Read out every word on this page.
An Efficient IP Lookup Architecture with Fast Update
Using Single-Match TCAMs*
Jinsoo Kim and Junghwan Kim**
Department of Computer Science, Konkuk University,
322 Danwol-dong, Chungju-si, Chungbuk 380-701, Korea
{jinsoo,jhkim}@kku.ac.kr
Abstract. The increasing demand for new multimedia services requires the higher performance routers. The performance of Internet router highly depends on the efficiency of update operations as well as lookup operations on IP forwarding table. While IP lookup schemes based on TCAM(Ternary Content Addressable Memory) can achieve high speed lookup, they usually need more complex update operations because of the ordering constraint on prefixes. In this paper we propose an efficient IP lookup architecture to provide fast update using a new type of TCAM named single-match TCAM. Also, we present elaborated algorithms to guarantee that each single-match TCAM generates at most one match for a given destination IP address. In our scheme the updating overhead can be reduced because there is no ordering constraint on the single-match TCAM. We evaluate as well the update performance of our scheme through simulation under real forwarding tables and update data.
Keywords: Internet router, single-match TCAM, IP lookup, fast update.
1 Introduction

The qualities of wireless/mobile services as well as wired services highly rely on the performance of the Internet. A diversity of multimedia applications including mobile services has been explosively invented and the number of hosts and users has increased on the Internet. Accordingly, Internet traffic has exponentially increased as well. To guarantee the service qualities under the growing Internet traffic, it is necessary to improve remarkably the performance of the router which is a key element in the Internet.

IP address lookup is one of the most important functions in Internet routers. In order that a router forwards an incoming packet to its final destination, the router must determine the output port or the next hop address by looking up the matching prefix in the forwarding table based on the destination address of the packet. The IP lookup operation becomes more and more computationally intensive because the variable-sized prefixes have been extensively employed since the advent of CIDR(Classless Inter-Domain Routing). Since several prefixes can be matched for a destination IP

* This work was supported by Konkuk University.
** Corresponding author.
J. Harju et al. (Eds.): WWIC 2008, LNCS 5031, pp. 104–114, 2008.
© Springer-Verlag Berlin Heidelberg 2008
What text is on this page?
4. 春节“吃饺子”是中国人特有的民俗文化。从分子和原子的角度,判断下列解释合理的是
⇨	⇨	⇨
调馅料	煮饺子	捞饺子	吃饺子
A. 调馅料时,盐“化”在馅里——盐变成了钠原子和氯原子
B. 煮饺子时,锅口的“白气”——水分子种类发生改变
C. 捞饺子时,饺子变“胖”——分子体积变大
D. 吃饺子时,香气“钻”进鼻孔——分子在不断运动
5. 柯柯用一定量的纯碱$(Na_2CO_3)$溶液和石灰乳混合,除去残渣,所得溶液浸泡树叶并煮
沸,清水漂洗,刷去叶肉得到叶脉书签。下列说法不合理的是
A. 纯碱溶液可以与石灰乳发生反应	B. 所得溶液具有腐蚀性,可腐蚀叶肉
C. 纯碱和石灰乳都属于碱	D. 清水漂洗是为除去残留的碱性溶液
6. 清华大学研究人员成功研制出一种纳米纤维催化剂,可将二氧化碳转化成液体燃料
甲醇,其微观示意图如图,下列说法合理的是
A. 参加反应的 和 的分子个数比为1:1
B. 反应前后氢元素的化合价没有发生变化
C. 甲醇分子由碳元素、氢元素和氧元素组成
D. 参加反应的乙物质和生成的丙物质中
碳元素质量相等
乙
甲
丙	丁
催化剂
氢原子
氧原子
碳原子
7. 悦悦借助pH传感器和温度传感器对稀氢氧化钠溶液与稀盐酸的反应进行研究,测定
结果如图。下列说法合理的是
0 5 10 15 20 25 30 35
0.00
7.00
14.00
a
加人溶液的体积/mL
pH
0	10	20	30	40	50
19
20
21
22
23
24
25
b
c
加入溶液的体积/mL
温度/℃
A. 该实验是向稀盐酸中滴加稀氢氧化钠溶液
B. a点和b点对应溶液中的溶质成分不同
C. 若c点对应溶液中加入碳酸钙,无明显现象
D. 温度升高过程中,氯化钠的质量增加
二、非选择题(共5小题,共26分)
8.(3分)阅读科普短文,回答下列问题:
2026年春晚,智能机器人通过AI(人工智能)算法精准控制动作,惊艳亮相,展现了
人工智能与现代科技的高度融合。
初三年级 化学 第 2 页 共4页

■ ■ ■

> Task description:
How many lines in these entries contain the string "Konkuk"? State the number and nothing more.

> Final result:
2